## Aim
Give all of the lines again exactly as they read.

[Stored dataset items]
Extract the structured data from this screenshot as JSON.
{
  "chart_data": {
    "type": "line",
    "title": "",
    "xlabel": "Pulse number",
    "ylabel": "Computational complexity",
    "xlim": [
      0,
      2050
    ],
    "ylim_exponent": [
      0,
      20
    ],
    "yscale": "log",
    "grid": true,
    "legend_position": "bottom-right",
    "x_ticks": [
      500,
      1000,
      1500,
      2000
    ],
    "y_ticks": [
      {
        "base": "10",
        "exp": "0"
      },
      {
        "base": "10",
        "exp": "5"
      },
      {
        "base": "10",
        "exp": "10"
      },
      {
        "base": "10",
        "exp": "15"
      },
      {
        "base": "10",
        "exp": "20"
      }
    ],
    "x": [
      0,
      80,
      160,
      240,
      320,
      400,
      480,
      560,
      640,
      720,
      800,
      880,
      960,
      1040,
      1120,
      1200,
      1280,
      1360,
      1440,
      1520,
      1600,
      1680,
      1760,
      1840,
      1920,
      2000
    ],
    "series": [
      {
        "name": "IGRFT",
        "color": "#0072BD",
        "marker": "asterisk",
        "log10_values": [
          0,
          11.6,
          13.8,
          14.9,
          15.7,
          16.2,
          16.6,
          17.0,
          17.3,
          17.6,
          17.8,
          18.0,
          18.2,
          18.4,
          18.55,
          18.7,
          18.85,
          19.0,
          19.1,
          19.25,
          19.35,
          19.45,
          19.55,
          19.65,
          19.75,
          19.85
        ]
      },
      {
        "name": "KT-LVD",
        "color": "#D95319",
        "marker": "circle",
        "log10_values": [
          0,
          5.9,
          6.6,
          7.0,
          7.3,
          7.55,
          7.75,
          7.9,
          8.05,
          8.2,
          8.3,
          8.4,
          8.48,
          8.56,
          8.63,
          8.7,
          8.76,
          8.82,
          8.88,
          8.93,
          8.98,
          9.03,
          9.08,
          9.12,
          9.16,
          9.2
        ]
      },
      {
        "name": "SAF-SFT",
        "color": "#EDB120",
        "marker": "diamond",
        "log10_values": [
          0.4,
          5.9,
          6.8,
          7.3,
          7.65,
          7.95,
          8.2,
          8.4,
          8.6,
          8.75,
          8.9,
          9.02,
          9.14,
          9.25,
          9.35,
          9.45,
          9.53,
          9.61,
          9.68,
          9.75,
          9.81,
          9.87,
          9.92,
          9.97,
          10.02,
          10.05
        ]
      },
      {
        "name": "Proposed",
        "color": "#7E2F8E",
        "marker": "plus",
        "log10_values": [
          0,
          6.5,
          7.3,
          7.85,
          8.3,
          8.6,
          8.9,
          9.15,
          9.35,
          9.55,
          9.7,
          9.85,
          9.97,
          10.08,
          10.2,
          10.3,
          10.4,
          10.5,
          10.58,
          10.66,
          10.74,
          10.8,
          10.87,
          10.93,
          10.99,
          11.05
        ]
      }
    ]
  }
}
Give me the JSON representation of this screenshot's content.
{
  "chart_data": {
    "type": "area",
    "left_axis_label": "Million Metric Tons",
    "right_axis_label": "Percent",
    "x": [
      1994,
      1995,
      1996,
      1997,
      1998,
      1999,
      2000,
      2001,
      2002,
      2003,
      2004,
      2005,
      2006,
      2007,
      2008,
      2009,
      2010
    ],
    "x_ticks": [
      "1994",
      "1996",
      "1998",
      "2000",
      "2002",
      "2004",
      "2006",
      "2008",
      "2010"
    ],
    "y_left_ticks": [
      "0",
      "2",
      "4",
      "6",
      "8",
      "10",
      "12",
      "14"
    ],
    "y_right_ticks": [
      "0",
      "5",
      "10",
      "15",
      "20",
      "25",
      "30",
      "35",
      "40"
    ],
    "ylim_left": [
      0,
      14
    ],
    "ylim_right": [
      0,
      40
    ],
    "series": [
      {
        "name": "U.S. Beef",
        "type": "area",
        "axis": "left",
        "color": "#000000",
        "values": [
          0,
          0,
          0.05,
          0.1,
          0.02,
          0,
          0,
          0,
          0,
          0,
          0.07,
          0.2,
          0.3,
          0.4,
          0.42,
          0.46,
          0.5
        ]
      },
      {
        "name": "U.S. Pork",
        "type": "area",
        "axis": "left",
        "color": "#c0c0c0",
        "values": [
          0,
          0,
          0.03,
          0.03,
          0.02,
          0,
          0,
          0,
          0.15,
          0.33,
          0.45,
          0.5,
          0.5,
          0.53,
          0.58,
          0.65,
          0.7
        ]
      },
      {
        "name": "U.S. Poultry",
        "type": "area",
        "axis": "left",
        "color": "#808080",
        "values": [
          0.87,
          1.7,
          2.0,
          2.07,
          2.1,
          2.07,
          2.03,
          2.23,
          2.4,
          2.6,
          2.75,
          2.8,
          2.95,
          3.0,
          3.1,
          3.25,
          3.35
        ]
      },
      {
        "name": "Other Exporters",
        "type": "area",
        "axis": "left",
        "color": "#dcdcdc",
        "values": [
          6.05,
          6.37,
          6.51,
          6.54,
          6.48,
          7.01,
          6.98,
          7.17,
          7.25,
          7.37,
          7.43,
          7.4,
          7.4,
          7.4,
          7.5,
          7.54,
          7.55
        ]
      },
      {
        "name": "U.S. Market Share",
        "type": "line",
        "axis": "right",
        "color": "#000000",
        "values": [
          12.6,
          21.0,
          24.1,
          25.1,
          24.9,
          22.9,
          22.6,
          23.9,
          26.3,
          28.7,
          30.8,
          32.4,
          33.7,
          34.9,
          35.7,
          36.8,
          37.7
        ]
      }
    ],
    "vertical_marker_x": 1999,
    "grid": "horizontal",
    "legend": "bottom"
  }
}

## Correct answer
Extract the structured data from this screenshot as JSON.
{
  "chart_data": {
    "type": "line",
    "title": "",
    "xlabel": "Pulse number",
    "ylabel": "Computational complexity",
    "xlim": [
      0,
      2050
    ],
    "ylim_exponent": [
      0,
      20
    ],
    "yscale": "log",
    "grid": true,
    "legend_position": "bottom-right",
    "x_ticks": [
      500,
      1000,
      1500,
      2000
    ],
    "y_ticks": [
      {
        "base": "10",
        "exp": "0"
      },
      {
        "base": "10",
        "exp": "5"
      },
      {
        "base": "10",
        "exp": "10"
      },
      {
        "base": "10",
        "exp": "15"
      },
      {
        "base": "10",
        "exp": "20"
      }
    ],
    "x": [
      0,
      80,
      160,
      240,
      320,
      400,
      480,
      560,
      640,
      720,
      800,
      880,
      960,
      1040,
      1120,
      1200,
      1280,
      1360,
      1440,
      1520,
      1600,
      1680,
      1760,
      1840,
      1920,
      2000
    ],
    "series": [
      {
        "name": "IGRFT",
        "color": "#0072BD",
        "marker": "asterisk",
        "log10_values": [
          0,
          11.6,
          13.8,
          14.9,
          15.7,
          16.2,
          16.6,
          17.0,
          17.3,
          17.6,
          17.8,
          18.0,
          18.2,
          18.4,
          18.55,
          18.7,
          18.85,
          19.0,
          19.1,
          19.25,
          19.35,
          19.45,
          19.55,
          19.65,
          19.75,
          19.85
        ]
      },
      {
        "name": "KT-LVD",
        "color": "#D95319",
        "marker": "circle",
        "log10_values": [
          0,
          5.9,
          6.6,
          7.0,
          7.3,
          7.55,
          7.75,
          7.9,
          8.05,
          8.2,
          8.3,
          8.4,
          8.48,
          8.56,
          8.63,
          8.7,
          8.76,
          8.82,
          8.88,
          8.93,
          8.98,
          9.03,
          9.08,
          9.12,
          9.16,
          9.2
        ]
      },
      {
        "name": "SAF-SFT",
        "color": "#EDB120",
        "marker": "diamond",
        "log10_values": [
          0.4,
          5.9,
          6.8,
          7.3,
          7.65,
          7.95,
          8.2,
          8.4,
          8.6,
          8.75,
          8.9,
          9.02,
          9.14,
          9.25,
          9.35,
          9.45,
          9.53,
          9.61,
          9.68,
          9.75,
          9.81,
          9.87,
          9.92,
          9.97,
          10.02,
          10.05
        ]
      },
      {
        "name": "Proposed",
        "color": "#7E2F8E",
        "marker": "plus",
        "log10_values": [
          0,
          6.5,
          7.3,
          7.85,
          8.3,
          8.6,
          8.9,
          9.15,
          9.35,
          9.55,
          9.7,
          9.85,
          9.97,
          10.08,
          10.2,
          10.3,
          10.4,
          10.5,
          10.58,
          10.66,
          10.74,
          10.8,
          10.87,
          10.93,
          10.99,
          11.05
        ]
      }
    ]
  }
}
Give me the JSON representation of this screenshot's content.
{
  "chart_data": {
    "type": "area",
    "left_axis_label": "Million Metric Tons",
    "right_axis_label": "Percent",
    "x": [
      1994,
      1995,
      1996,
      1997,
      1998,
      1999,
      2000,
      2001,
      2002,
      2003,
      2004,
      2005,
      2006,
      2007,
      2008,
      2009,
      2010
    ],
    "x_ticks": [
      "1994",
      "1996",
      "1998",
      "2000",
      "2002",
      "2004",
      "2006",
      "2008",
      "2010"
    ],
    "y_left_ticks": [
      "0",
      "2",
      "4",
      "6",
      "8",
      "10",
      "12",
      "14"
    ],
    "y_right_ticks": [
      "0",
      "5",
      "10",
      "15",
      "20",
      "25",
      "30",
      "35",
      "40"
    ],
    "ylim_left": [
      0,
      14
    ],
    "ylim_right": [
      0,
      40
    ],
    "series": [
      {
        "name": "U.S. Beef",
        "type": "area",
        "axis": "left",
        "color": "#000000",
        "values": [
          0,
          0,
          0.05,
          0.1,
          0.02,
          0,
          0,
          0,
          0,
          0,
          0.07,
          0.2,
          0.3,
          0.4,
          0.42,
          0.46,
          0.5
        ]
      },
      {
        "name": "U.S. Pork",
        "type": "area",
        "axis": "left",
        "color": "#c0c0c0",
        "values": [
          0,
          0,
          0.03,
          0.03,
          0.02,
          0,
          0,
          0,
          0.15,
          0.33,
          0.45,
          0.5,
          0.5,
          0.53,
          0.58,
          0.65,
          0.7
        ]
      },
      {
        "name": "U.S. Poultry",
        "type": "area",
        "axis": "left",
        "color": "#808080",
        "values": [
          0.87,
          1.7,
          2.0,
          2.07,
          2.1,
          2.07,
          2.03,
          2.23,
          2.4,
          2.6,
          2.75,
          2.8,
          2.95,
          3.0,
          3.1,
          3.25,
          3.35
        ]
      },
      {
        "name": "Other Exporters",
        "type": "area",
        "axis": "left",
        "color": "#dcdcdc",
        "values": [
          6.05,
          6.37,
          6.51,
          6.54,
          6.48,
          7.01,
          6.98,
          7.17,
          7.25,
          7.37,
          7.43,
          7.4,
          7.4,
          7.4,
          7.5,
          7.54,
          7.55
        ]
      },
      {
        "name": "U.S. Market Share",
        "type": "line",
        "axis": "right",
        "color": "#000000",
        "values": [
          12.6,
          21.0,
          24.1,
          25.1,
          24.9,
          22.9,
          22.6,
          23.9,
          26.3,
          28.7,
          30.8,
          32.4,
          33.7,
          34.9,
          35.7,
          36.8,
          37.7
        ]
      }
    ],
    "vertical_marker_x": 1999,
    "grid": "horizontal",
    "legend": "bottom"
  }
}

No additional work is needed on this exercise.